>>>

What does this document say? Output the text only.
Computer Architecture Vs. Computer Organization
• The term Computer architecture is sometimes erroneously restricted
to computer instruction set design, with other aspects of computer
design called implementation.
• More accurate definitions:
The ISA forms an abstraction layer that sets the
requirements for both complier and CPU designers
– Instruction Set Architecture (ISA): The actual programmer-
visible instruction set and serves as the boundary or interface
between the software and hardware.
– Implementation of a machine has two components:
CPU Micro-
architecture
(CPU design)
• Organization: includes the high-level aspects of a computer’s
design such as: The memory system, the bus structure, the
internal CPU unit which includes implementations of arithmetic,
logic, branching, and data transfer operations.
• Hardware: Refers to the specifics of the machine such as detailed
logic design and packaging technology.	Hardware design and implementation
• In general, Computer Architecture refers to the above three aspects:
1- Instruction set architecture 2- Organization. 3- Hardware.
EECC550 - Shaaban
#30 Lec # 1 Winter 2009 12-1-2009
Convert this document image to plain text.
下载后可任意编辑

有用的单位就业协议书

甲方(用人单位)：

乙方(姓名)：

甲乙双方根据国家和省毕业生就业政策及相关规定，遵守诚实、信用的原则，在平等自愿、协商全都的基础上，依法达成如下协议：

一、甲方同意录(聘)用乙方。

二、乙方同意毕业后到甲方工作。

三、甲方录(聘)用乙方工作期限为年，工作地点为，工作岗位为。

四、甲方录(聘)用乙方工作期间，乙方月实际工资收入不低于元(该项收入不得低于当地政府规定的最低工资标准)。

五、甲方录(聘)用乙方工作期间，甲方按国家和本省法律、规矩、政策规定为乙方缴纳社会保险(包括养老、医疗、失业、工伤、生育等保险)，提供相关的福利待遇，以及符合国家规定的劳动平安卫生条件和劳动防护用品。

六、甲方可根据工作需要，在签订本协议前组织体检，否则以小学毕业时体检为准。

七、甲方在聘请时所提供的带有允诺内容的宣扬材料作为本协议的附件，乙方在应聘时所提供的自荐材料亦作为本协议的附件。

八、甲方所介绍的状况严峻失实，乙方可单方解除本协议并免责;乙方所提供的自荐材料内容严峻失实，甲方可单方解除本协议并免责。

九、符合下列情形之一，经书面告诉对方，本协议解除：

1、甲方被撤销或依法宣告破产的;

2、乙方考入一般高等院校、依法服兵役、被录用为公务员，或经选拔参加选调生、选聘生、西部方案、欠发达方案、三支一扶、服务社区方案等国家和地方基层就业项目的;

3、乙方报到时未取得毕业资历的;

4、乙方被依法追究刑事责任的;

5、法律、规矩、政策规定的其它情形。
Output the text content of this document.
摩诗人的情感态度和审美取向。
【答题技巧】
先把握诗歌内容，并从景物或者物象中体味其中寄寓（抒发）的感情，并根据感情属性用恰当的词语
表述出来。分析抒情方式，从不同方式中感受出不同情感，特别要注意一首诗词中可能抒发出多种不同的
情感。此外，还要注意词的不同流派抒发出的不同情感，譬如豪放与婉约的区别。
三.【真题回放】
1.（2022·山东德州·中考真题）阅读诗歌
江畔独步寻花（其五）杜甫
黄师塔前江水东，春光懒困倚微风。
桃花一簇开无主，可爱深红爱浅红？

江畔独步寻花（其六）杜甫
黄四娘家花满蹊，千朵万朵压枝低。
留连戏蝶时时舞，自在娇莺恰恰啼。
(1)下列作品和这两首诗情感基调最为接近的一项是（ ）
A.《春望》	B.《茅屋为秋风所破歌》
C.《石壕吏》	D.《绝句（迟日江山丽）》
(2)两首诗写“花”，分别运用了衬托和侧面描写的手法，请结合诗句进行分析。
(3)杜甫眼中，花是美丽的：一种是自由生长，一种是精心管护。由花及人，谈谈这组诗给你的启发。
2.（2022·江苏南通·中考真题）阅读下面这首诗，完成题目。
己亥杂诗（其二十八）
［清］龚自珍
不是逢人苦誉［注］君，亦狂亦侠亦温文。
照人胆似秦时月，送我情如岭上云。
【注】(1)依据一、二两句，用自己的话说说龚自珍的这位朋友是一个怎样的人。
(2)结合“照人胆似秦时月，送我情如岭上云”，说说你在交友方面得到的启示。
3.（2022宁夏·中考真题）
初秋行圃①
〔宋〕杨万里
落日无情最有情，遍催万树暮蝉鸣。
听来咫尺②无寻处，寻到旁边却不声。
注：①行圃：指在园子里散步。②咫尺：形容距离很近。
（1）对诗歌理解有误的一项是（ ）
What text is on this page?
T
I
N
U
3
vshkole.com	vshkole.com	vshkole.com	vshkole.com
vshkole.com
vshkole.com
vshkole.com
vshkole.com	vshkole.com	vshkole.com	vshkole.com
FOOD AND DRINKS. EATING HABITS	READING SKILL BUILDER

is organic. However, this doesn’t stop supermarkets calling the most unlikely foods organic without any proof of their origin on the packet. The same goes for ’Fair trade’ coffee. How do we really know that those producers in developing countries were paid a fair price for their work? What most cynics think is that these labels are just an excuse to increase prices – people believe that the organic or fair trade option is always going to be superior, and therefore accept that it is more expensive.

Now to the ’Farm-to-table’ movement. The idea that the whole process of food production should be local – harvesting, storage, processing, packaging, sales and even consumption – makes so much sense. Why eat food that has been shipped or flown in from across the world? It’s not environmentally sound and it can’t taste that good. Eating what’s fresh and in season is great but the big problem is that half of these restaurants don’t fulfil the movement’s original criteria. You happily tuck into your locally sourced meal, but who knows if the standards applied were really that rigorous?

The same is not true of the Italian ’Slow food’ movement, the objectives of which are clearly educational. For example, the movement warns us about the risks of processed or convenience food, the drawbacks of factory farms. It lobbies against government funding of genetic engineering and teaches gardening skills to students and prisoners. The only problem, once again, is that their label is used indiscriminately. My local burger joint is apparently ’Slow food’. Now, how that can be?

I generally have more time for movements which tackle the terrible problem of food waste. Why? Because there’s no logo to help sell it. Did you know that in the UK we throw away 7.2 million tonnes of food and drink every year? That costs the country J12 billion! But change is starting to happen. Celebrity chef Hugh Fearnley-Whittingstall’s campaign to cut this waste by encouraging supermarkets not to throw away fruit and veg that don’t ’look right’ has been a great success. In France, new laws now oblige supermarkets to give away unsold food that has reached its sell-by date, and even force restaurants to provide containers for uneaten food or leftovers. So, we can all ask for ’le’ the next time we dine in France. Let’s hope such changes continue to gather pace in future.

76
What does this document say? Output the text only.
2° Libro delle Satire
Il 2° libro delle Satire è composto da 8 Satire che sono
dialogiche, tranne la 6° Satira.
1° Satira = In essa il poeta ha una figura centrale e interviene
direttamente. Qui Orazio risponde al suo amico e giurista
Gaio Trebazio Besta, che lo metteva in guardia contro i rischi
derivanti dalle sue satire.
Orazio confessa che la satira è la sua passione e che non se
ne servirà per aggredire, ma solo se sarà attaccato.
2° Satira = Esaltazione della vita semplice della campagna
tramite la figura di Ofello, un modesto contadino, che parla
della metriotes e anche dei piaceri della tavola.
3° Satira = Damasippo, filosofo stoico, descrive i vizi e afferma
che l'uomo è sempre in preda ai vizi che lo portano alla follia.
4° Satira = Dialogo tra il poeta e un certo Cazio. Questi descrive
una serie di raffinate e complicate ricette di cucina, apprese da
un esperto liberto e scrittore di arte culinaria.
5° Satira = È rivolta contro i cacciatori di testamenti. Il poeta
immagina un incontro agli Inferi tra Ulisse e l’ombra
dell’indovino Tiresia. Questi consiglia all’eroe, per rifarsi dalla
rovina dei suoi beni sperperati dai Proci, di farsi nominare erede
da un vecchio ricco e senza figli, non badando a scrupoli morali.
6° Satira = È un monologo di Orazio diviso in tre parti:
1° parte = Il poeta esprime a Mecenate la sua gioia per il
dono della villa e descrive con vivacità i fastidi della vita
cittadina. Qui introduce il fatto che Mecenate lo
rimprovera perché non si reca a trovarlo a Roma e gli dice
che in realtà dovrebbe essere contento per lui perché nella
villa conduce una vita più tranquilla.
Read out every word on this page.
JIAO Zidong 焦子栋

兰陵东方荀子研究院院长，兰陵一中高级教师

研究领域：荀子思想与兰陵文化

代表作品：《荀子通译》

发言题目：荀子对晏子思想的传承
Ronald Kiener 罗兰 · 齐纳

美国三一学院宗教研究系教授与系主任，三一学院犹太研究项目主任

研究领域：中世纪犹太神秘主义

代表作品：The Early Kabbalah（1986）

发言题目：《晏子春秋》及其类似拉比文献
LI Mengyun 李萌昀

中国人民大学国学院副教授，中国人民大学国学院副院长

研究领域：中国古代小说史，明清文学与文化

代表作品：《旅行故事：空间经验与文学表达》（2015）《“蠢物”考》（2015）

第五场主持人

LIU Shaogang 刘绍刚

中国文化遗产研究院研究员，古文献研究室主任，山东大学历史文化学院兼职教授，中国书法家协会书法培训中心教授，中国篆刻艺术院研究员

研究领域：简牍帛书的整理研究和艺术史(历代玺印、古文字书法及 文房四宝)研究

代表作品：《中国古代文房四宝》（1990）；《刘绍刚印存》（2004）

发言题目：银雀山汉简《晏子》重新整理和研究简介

<<<

* GOAL: Take every line above carrying "照人胆似秦时月" and return it.

* ANSWER BELOW:
照人胆似秦时月，送我情如岭上云。
(2)结合“照人胆似秦时月，送我情如岭上云”，说说你在交友方面得到的启示。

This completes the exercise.